Figure contents as structured data
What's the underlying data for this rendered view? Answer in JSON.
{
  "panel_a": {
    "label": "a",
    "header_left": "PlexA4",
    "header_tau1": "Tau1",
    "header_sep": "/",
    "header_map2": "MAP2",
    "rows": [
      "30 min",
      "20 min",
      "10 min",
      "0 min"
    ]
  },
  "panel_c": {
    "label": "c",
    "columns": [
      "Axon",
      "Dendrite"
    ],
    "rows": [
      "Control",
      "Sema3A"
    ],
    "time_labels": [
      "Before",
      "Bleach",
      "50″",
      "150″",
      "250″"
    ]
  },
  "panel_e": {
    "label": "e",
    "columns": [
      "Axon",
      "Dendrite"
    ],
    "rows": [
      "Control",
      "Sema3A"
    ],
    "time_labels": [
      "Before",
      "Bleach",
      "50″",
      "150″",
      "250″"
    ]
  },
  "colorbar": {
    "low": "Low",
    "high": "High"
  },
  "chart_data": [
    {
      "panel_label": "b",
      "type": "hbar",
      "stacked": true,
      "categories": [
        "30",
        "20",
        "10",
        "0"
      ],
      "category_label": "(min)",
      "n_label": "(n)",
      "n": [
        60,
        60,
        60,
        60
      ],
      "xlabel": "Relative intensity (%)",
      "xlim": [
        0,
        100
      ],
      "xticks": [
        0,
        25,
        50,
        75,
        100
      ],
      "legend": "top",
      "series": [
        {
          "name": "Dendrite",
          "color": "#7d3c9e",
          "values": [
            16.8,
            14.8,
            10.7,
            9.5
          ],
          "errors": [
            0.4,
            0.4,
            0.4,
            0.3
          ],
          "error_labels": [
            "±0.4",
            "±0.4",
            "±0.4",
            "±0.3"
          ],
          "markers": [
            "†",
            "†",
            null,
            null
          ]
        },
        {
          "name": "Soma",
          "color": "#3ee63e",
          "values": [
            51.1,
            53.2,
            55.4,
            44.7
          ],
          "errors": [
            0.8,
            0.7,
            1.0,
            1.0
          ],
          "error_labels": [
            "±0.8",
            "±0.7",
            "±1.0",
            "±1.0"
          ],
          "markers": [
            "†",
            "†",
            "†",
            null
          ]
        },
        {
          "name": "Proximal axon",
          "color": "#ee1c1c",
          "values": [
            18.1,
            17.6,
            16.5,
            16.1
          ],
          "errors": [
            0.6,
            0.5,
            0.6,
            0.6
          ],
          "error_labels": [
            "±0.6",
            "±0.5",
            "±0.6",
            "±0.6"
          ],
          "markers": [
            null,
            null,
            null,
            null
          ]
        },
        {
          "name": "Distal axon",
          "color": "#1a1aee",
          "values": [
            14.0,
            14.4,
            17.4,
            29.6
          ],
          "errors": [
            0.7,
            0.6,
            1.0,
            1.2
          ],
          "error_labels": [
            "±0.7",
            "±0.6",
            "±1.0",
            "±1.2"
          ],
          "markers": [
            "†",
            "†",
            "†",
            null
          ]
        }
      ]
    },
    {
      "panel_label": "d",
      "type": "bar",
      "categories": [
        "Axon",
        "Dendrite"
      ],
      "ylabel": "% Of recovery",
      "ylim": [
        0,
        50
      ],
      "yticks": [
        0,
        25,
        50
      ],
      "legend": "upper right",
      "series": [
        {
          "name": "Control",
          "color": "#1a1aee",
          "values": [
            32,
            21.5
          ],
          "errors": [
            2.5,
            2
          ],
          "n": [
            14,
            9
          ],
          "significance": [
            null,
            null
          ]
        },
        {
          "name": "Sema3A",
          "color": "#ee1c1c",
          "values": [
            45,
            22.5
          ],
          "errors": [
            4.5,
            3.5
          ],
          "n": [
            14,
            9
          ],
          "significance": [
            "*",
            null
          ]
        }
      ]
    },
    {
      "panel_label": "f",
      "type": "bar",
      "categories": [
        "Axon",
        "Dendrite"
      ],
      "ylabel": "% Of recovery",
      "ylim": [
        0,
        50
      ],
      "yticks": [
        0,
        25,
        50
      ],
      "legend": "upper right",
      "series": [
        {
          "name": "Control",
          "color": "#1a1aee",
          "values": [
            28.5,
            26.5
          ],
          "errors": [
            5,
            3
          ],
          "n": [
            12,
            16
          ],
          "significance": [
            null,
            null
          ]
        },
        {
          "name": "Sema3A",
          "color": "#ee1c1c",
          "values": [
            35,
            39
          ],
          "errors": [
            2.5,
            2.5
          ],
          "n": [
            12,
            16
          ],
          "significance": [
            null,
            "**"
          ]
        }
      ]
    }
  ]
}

Written problem
Repeat the lines above exactly.

Final result
What's the underlying data for this rendered view? Answer in JSON.
{
  "panel_a": {
    "label": "a",
    "header_left": "PlexA4",
    "header_tau1": "Tau1",
    "header_sep": "/",
    "header_map2": "MAP2",
    "rows": [
      "30 min",
      "20 min",
      "10 min",
      "0 min"
    ]
  },
  "panel_c": {
    "label": "c",
    "columns": [
      "Axon",
      "Dendrite"
    ],
    "rows": [
      "Control",
      "Sema3A"
    ],
    "time_labels": [
      "Before",
      "Bleach",
      "50″",
      "150″",
      "250″"
    ]
  },
  "panel_e": {
    "label": "e",
    "columns": [
      "Axon",
      "Dendrite"
    ],
    "rows": [
      "Control",
      "Sema3A"
    ],
    "time_labels": [
      "Before",
      "Bleach",
      "50″",
      "150″",
      "250″"
    ]
  },
  "colorbar": {
    "low": "Low",
    "high": "High"
  },
  "chart_data": [
    {
      "panel_label": "b",
      "type": "hbar",
      "stacked": true,
      "categories": [
        "30",
        "20",
        "10",
        "0"
      ],
      "category_label": "(min)",
      "n_label": "(n)",
      "n": [
        60,
        60,
        60,
        60
      ],
      "xlabel": "Relative intensity (%)",
      "xlim": [
        0,
        100
      ],
      "xticks": [
        0,
        25,
        50,
        75,
        100
      ],
      "legend": "top",
      "series": [
        {
          "name": "Dendrite",
          "color": "#7d3c9e",
          "values": [
            16.8,
            14.8,
            10.7,
            9.5
          ],
          "errors": [
            0.4,
            0.4,
            0.4,
            0.3
          ],
          "error_labels": [
            "±0.4",
            "±0.4",
            "±0.4",
            "±0.3"
          ],
          "markers": [
            "†",
            "†",
            null,
            null
          ]
        },
        {
          "name": "Soma",
          "color": "#3ee63e",
          "values": [
            51.1,
            53.2,
            55.4,
            44.7
          ],
          "errors": [
            0.8,
            0.7,
            1.0,
            1.0
          ],
          "error_labels": [
            "±0.8",
            "±0.7",
            "±1.0",
            "±1.0"
          ],
          "markers": [
            "†",
            "†",
            "†",
            null
          ]
        },
        {
          "name": "Proximal axon",
          "color": "#ee1c1c",
          "values": [
            18.1,
            17.6,
            16.5,
            16.1
          ],
          "errors": [
            0.6,
            0.5,
            0.6,
            0.6
          ],
          "error_labels": [
            "±0.6",
            "±0.5",
            "±0.6",
            "±0.6"
          ],
          "markers": [
            null,
            null,
            null,
            null
          ]
        },
        {
          "name": "Distal axon",
          "color": "#1a1aee",
          "values": [
            14.0,
            14.4,
            17.4,
            29.6
          ],
          "errors": [
            0.7,
            0.6,
            1.0,
            1.2
          ],
          "error_labels": [
            "±0.7",
            "±0.6",
            "±1.0",
            "±1.2"
          ],
          "markers": [
            "†",
            "†",
            "†",
            null
          ]
        }
      ]
    },
    {
      "panel_label": "d",
      "type": "bar",
      "categories": [
        "Axon",
        "Dendrite"
      ],
      "ylabel": "% Of recovery",
      "ylim": [
        0,
        50
      ],
      "yticks": [
        0,
        25,
        50
      ],
      "legend": "upper right",
      "series": [
        {
          "name": "Control",
          "color": "#1a1aee",
          "values": [
            32,
            21.5
          ],
          "errors": [
            2.5,
            2
          ],
          "n": [
            14,
            9
          ],
          "significance": [
            null,
            null
          ]
        },
        {
          "name": "Sema3A",
          "color": "#ee1c1c",
          "values": [
            45,
            22.5
          ],
          "errors": [
            4.5,
            3.5
          ],
          "n": [
            14,
            9
          ],
          "significance": [
            "*",
            null
          ]
        }
      ]
    },
    {
      "panel_label": "f",
      "type": "bar",
      "categories": [
        "Axon",
        "Dendrite"
      ],
      "ylabel": "% Of recovery",
      "ylim": [
        0,
        50
      ],
      "yticks": [
        0,
        25,
        50
      ],
      "legend": "upper right",
      "series": [
        {
          "name": "Control",
          "color": "#1a1aee",
          "values": [
            28.5,
            26.5
          ],
          "errors": [
            5,
            3
          ],
          "n": [
            12,
            16
          ],
          "significance": [
            null,
            null
          ]
        },
        {
          "name": "Sema3A",
          "color": "#ee1c1c",
          "values": [
            35,
            39
          ],
          "errors": [
            2.5,
            2.5
          ],
          "n": [
            12,
            16
          ],
          "significance": [
            null,
            "**"
          ]
        }
      ]
    }
  ]
}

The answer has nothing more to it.